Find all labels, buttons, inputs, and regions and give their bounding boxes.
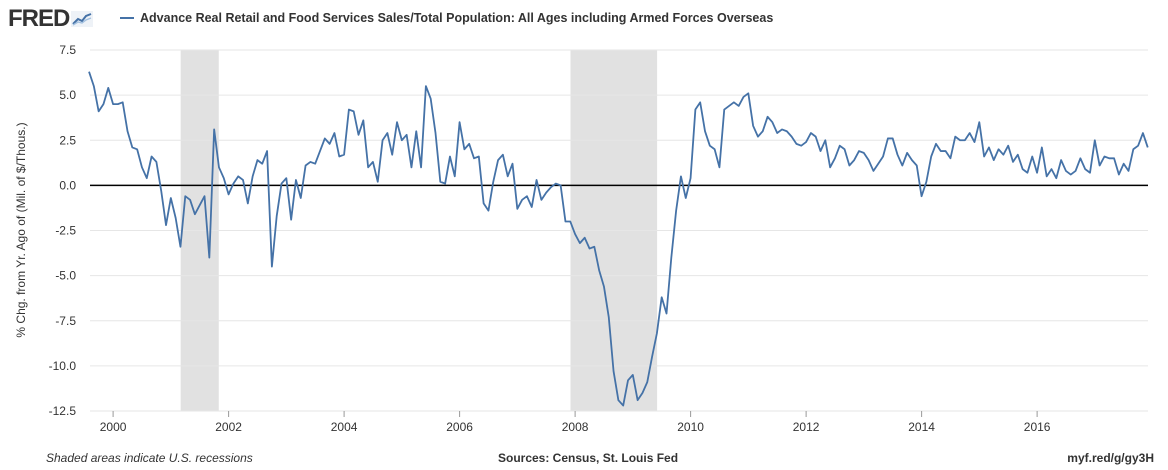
series-layer xyxy=(88,71,1149,407)
short-url-link[interactable]: myf.red/g/gy3H xyxy=(1067,451,1154,465)
y-tick-label: -12.5 xyxy=(49,404,77,418)
y-axis-label: % Chg. from Yr. Ago of (Mil. of $/Thous.… xyxy=(14,122,28,337)
y-tick-label: -10.0 xyxy=(49,359,77,373)
x-tick-label: 2014 xyxy=(908,420,935,434)
y-axis-ticks: 7.5 5.0 2.5 0.0 -2.5 -5.0 -7.5 -10.0 -12.5 xyxy=(49,43,77,418)
series-line xyxy=(88,71,1149,407)
legend-label: Advance Real Retail and Food Services Sa… xyxy=(140,11,774,25)
y-tick-label: 2.5 xyxy=(59,133,76,147)
legend-swatch xyxy=(120,17,134,19)
x-tick-label: 2004 xyxy=(331,420,358,434)
line-chart: 7.55.02.50.0-2.5-5.0-7.5-10.0-12.5 2000 2… xyxy=(14,43,1149,434)
y-tick-label: 7.5 xyxy=(59,43,76,57)
y-tick-label: -2.5 xyxy=(55,224,76,238)
chart-legend: Advance Real Retail and Food Services Sa… xyxy=(120,11,773,25)
recession-note: Shaded areas indicate U.S. recessions xyxy=(46,451,253,465)
x-tick-label: 2006 xyxy=(446,420,473,434)
x-tick-label: 2002 xyxy=(215,420,242,434)
x-axis-ticks: 2000 2002 2004 2006 2008 2010 2012 2014 2016 xyxy=(100,411,1051,434)
sources-note: Sources: Census, St. Louis Fed xyxy=(498,451,679,465)
y-tick-label: 0.0 xyxy=(59,178,76,192)
fred-wordmark: FRED xyxy=(8,5,70,32)
x-tick-label: 2000 xyxy=(100,420,127,434)
x-tick-label: 2012 xyxy=(793,420,820,434)
x-tick-label: 2008 xyxy=(562,420,589,434)
y-tick-label: -7.5 xyxy=(55,314,76,328)
fred-logo: FRED xyxy=(8,4,94,34)
y-tick-label: -5.0 xyxy=(55,269,76,283)
x-tick-label: 2010 xyxy=(677,420,704,434)
y-tick-label: 5.0 xyxy=(59,88,76,102)
trend-line-icon xyxy=(71,11,94,27)
x-tick-label: 2016 xyxy=(1024,420,1051,434)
◆ ◆ ◆ ◆ ◆ ◆ ◆
(What you have to do):
Give the lines of the records as a JSON list of strings, one per line and leaving out blank lines, beginning with the line that contains "series-layer xyxy=(88,71,1149,407)" and continuing through the line that contains "x-tick-label: 2014 xyxy=(908,420,935,434)".

(Response to this task):
[
  "series-layer xyxy=(88,71,1149,407)",
  "short-url-link[interactable]: myf.red/g/gy3H xyxy=(1067,451,1154,465)",
  "y-tick-label: -12.5 xyxy=(49,404,77,418)",
  "y-axis-label: % Chg. from Yr. Ago of (Mil. of $/Thous.… xyxy=(14,122,28,337)",
  "y-tick-label: -10.0 xyxy=(49,359,77,373)",
  "x-tick-label: 2014 xyxy=(908,420,935,434)"
]